Stored entries:
########

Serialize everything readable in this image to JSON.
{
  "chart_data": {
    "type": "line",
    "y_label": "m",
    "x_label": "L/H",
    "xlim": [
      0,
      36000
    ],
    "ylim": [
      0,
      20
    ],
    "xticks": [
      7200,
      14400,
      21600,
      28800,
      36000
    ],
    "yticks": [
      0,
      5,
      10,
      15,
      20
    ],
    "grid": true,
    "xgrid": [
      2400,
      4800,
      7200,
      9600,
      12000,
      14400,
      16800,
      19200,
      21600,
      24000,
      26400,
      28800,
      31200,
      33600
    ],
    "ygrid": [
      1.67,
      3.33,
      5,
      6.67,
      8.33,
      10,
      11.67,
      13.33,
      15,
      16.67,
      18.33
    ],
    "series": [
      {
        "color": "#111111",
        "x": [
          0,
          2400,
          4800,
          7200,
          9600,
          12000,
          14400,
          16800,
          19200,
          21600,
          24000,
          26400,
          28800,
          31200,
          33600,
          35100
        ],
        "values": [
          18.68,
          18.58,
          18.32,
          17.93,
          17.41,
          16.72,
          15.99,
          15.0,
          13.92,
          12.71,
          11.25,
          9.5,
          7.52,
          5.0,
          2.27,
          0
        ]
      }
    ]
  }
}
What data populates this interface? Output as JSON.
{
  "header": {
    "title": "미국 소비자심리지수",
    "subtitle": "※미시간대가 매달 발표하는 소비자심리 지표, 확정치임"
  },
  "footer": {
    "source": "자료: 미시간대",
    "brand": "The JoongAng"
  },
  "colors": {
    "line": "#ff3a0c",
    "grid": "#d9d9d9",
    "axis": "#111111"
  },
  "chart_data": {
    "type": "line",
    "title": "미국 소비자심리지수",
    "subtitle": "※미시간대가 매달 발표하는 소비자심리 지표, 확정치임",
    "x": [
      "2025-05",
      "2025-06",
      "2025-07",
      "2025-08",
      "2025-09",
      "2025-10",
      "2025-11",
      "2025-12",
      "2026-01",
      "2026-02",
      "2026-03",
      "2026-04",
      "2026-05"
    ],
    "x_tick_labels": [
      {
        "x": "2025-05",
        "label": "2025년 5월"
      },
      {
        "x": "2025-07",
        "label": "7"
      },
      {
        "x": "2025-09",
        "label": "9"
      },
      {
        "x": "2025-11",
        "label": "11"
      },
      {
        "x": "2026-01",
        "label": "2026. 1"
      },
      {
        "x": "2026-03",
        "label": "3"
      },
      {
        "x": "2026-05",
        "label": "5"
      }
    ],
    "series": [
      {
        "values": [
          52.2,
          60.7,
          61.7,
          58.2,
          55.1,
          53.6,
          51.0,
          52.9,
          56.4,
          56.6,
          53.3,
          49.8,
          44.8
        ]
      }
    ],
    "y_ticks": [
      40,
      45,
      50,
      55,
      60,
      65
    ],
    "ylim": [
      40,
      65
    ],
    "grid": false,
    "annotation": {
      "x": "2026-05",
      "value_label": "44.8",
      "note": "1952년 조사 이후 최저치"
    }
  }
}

########

Can you give every line above again, exactly as written?

Serialize everything readable in this image to JSON.
{
  "chart_data": {
    "type": "line",
    "y_label": "m",
    "x_label": "L/H",
    "xlim": [
      0,
      36000
    ],
    "ylim": [
      0,
      20
    ],
    "xticks": [
      7200,
      14400,
      21600,
      28800,
      36000
    ],
    "yticks": [
      0,
      5,
      10,
      15,
      20
    ],
    "grid": true,
    "xgrid": [
      2400,
      4800,
      7200,
      9600,
      12000,
      14400,
      16800,
      19200,
      21600,
      24000,
      26400,
      28800,
      31200,
      33600
    ],
    "ygrid": [
      1.67,
      3.33,
      5,
      6.67,
      8.33,
      10,
      11.67,
      13.33,
      15,
      16.67,
      18.33
    ],
    "series": [
      {
        "color": "#111111",
        "x": [
          0,
          2400,
          4800,
          7200,
          9600,
          12000,
          14400,
          16800,
          19200,
          21600,
          24000,
          26400,
          28800,
          31200,
          33600,
          35100
        ],
        "values": [
          18.68,
          18.58,
          18.32,
          17.93,
          17.41,
          16.72,
          15.99,
          15.0,
          13.92,
          12.71,
          11.25,
          9.5,
          7.52,
          5.0,
          2.27,
          0
        ]
      }
    ]
  }
}
What data populates this interface? Output as JSON.
{
  "header": {
    "title": "미국 소비자심리지수",
    "subtitle": "※미시간대가 매달 발표하는 소비자심리 지표, 확정치임"
  },
  "footer": {
    "source": "자료: 미시간대",
    "brand": "The JoongAng"
  },
  "colors": {
    "line": "#ff3a0c",
    "grid": "#d9d9d9",
    "axis": "#111111"
  },
  "chart_data": {
    "type": "line",
    "title": "미국 소비자심리지수",
    "subtitle": "※미시간대가 매달 발표하는 소비자심리 지표, 확정치임",
    "x": [
      "2025-05",
      "2025-06",
      "2025-07",
      "2025-08",
      "2025-09",
      "2025-10",
      "2025-11",
      "2025-12",
      "2026-01",
      "2026-02",
      "2026-03",
      "2026-04",
      "2026-05"
    ],
    "x_tick_labels": [
      {
        "x": "2025-05",
        "label": "2025년 5월"
      },
      {
        "x": "2025-07",
        "label": "7"
      },
      {
        "x": "2025-09",
        "label": "9"
      },
      {
        "x": "2025-11",
        "label": "11"
      },
      {
        "x": "2026-01",
        "label": "2026. 1"
      },
      {
        "x": "2026-03",
        "label": "3"
      },
      {
        "x": "2026-05",
        "label": "5"
      }
    ],
    "series": [
      {
        "values": [
          52.2,
          60.7,
          61.7,
          58.2,
          55.1,
          53.6,
          51.0,
          52.9,
          56.4,
          56.6,
          53.3,
          49.8,
          44.8
        ]
      }
    ],
    "y_ticks": [
      40,
      45,
      50,
      55,
      60,
      65
    ],
    "ylim": [
      40,
      65
    ],
    "grid": false,
    "annotation": {
      "x": "2026-05",
      "value_label": "44.8",
      "note": "1952년 조사 이후 최저치"
    }
  }
}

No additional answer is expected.